INSTRUCTIONS FOR THE TASK: Copy every entry exactly as given, minus the images.

[Dataset entries]
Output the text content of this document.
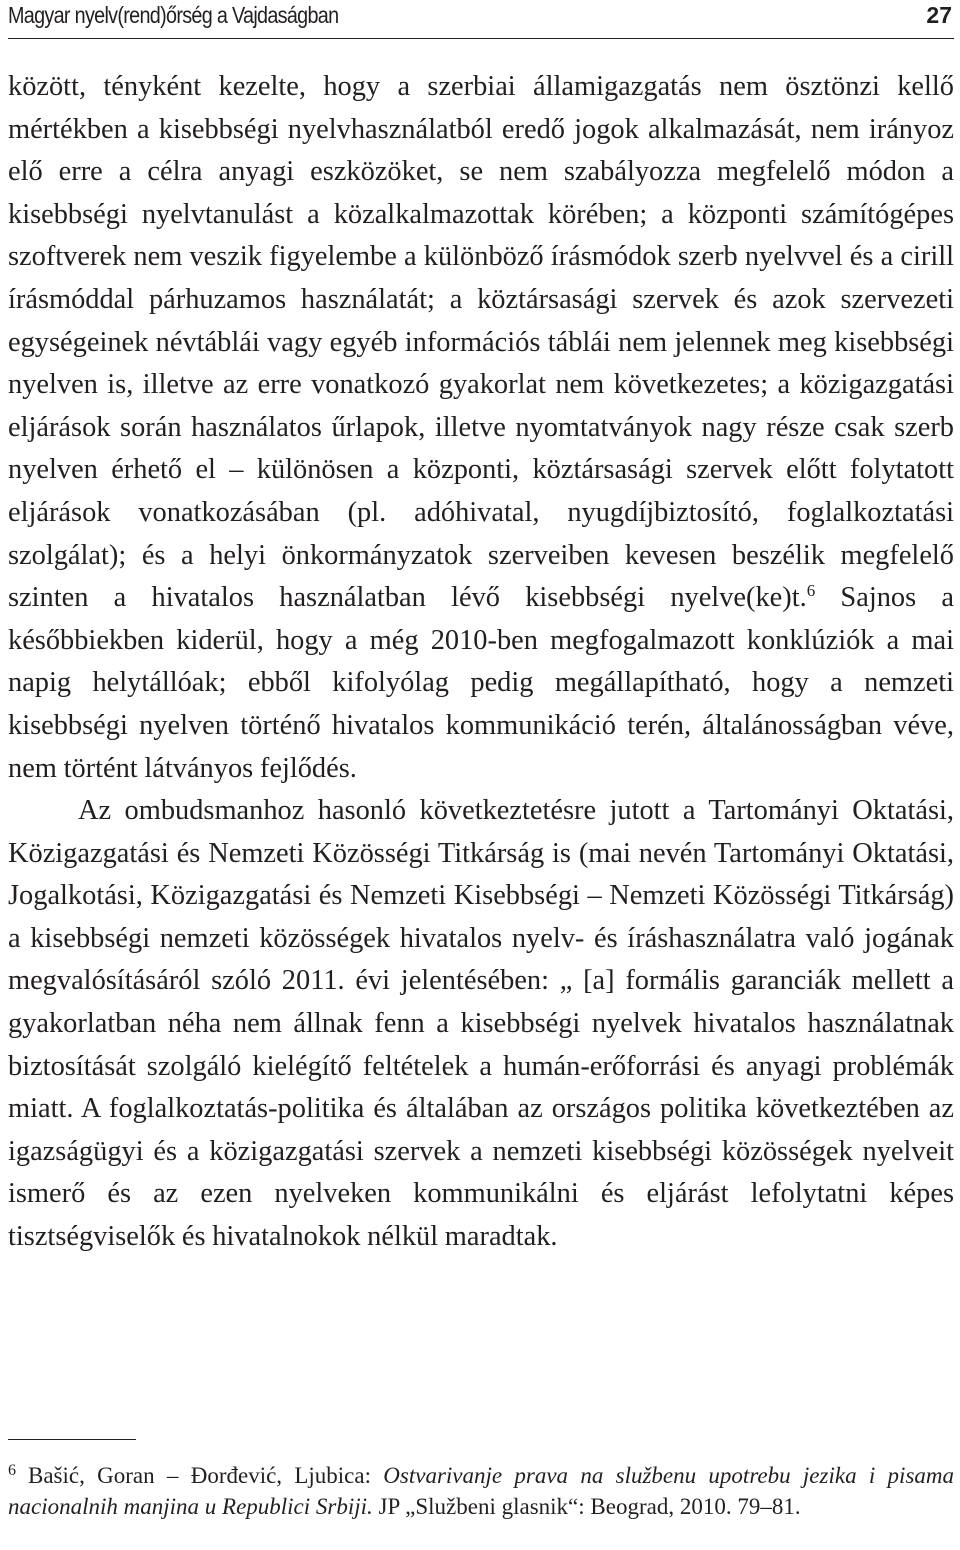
Magyar nyelv(rend)őrség a Vajdaságban	27

között, tényként kezelte, hogy a szerbiai államigazgatás nem ösztönzi kellő mértékben a kisebbségi nyelvhasználatból eredő jogok alkalmazását, nem irányoz elő erre a célra anyagi eszközöket, se nem szabályozza megfelelő módon a kisebbségi nyelvtanulást a közalkalmazottak körében; a központi számítógépes szoftverek nem veszik figyelembe a különböző írásmódok szerb nyelvvel és a cirill írásmóddal párhuzamos használatát; a köztársasági szervek és azok szervezeti egységeinek névtáblái vagy egyéb információs táblái nem jelennek meg kisebbségi nyelven is, illetve az erre vonatkozó gyakorlat nem következetes; a közigazgatási eljárások során használatos űrlapok, illetve nyomtatványok nagy része csak szerb nyelven érhető el – különösen a központi, köztársasági szervek előtt folytatott eljárások vonatkozásában (pl. adóhivatal, nyugdíjbiztosító, foglalkoztatási szolgálat); és a helyi önkormányzatok szerveiben kevesen beszélik megfelelő szinten a hivatalos használatban lévő kisebbségi nyelve(ke)t.$^6$ Sajnos a későbbiekben kiderül, hogy a még 2010-ben megfogalmazott konklúziók a mai napig helytállóak; ebből kifolyólag pedig megállapítható, hogy a nemzeti kisebbségi nyelven történő hivatalos kommunikáció terén, általánosságban véve, nem történt látványos fejlődés.

Az ombudsmanhoz hasonló következtetésre jutott a Tartományi Oktatási, Közigazgatási és Nemzeti Közösségi Titkárság is (mai nevén Tartományi Oktatási, Jogalkotási, Közigazgatási és Nemzeti Kisebbségi – Nemzeti Közösségi Titkárság) a kisebbségi nemzeti közösségek hivatalos nyelv- és íráshasználatra való jogának megvalósításáról szóló 2011. évi jelentésében: „ [a] formális garanciák mellett a gyakorlatban néha nem állnak fenn a kisebbségi nyelvek hivatalos használatnak biztosítását szolgáló kielégítő feltételek a humán-erőforrási és anyagi problémák miatt. A foglalkoztatás-politika és általában az országos politika következtében az igazságügyi és a közigazgatási szervek a nemzeti kisebbségi közösségek nyelveit ismerő és az ezen nyelveken kommunikálni és eljárást lefolytatni képes tisztségviselők és hivatalnokok nélkül maradtak.

$^6$ Bašić, Goran – Đorđević, Ljubica: Ostvarivanje prava na službenu upotrebu jezika i pisama nacionalnih manjina u Republici Srbiji. JP „Službeni glasnik“: Beograd, 2010. 79–81.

RESULT FOR THIS TASK:
Output the text content of this document.
Magyar nyelv(rend)őrség a Vajdaságban	27

között, tényként kezelte, hogy a szerbiai államigazgatás nem ösztönzi kellő mértékben a kisebbségi nyelvhasználatból eredő jogok alkalmazását, nem irányoz elő erre a célra anyagi eszközöket, se nem szabályozza megfelelő módon a kisebbségi nyelvtanulást a közalkalmazottak körében; a központi számítógépes szoftverek nem veszik figyelembe a különböző írásmódok szerb nyelvvel és a cirill írásmóddal párhuzamos használatát; a köztársasági szervek és azok szervezeti egységeinek névtáblái vagy egyéb információs táblái nem jelennek meg kisebbségi nyelven is, illetve az erre vonatkozó gyakorlat nem következetes; a közigazgatási eljárások során használatos űrlapok, illetve nyomtatványok nagy része csak szerb nyelven érhető el – különösen a központi, köztársasági szervek előtt folytatott eljárások vonatkozásában (pl. adóhivatal, nyugdíjbiztosító, foglalkoztatási szolgálat); és a helyi önkormányzatok szerveiben kevesen beszélik megfelelő szinten a hivatalos használatban lévő kisebbségi nyelve(ke)t.$^6$ Sajnos a későbbiekben kiderül, hogy a még 2010-ben megfogalmazott konklúziók a mai napig helytállóak; ebből kifolyólag pedig megállapítható, hogy a nemzeti kisebbségi nyelven történő hivatalos kommunikáció terén, általánosságban véve, nem történt látványos fejlődés.

Az ombudsmanhoz hasonló következtetésre jutott a Tartományi Oktatási, Közigazgatási és Nemzeti Közösségi Titkárság is (mai nevén Tartományi Oktatási, Jogalkotási, Közigazgatási és Nemzeti Kisebbségi – Nemzeti Közösségi Titkárság) a kisebbségi nemzeti közösségek hivatalos nyelv- és íráshasználatra való jogának megvalósításáról szóló 2011. évi jelentésében: „ [a] formális garanciák mellett a gyakorlatban néha nem állnak fenn a kisebbségi nyelvek hivatalos használatnak biztosítását szolgáló kielégítő feltételek a humán-erőforrási és anyagi problémák miatt. A foglalkoztatás-politika és általában az országos politika következtében az igazságügyi és a közigazgatási szervek a nemzeti kisebbségi közösségek nyelveit ismerő és az ezen nyelveken kommunikálni és eljárást lefolytatni képes tisztségviselők és hivatalnokok nélkül maradtak.

$^6$ Bašić, Goran – Đorđević, Ljubica: Ostvarivanje prava na službenu upotrebu jezika i pisama nacionalnih manjina u Republici Srbiji. JP „Službeni glasnik“: Beograd, 2010. 79–81.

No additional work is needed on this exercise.